> Dataset extract

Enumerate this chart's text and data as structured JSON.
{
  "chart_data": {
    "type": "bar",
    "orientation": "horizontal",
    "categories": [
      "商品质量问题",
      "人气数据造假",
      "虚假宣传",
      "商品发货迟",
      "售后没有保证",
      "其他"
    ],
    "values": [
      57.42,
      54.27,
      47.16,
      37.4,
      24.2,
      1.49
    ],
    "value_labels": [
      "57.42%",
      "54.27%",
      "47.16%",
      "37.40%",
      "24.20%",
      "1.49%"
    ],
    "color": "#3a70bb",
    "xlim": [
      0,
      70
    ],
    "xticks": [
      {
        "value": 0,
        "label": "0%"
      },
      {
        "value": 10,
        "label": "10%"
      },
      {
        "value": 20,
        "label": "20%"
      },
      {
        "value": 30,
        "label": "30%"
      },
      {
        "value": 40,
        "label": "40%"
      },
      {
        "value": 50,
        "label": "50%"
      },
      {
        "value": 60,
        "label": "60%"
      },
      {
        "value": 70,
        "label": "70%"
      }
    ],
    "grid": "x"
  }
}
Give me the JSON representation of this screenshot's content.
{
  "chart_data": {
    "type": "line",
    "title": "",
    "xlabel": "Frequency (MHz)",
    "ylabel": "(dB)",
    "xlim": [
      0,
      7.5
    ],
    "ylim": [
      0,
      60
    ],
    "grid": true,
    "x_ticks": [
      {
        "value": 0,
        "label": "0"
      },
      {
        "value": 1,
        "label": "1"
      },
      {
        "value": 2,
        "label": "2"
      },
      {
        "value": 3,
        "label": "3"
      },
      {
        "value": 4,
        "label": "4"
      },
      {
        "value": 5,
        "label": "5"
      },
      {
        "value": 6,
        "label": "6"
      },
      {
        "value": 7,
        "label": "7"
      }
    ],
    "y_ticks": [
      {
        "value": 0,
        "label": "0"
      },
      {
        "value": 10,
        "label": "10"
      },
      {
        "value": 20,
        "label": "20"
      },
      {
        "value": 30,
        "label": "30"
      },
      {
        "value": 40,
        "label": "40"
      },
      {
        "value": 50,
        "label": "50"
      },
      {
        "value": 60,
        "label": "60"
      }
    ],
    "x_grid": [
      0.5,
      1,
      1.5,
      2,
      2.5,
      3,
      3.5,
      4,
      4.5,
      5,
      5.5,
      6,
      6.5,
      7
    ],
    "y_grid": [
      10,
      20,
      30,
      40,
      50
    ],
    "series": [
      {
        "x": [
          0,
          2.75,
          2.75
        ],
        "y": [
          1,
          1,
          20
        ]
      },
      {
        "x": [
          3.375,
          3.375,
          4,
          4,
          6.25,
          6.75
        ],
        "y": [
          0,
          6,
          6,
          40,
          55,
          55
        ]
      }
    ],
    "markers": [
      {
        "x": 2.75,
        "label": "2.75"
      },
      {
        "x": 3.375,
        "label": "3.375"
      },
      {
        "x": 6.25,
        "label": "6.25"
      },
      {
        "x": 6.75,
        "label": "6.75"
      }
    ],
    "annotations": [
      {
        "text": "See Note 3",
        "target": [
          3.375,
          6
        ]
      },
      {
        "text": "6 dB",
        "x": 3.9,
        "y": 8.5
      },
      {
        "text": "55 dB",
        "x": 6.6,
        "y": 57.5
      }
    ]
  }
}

> Objective
Copy each line that contains the word "JSON".

> Final result
Enumerate this chart's text and data as structured JSON.
Give me the JSON representation of this screenshot's content.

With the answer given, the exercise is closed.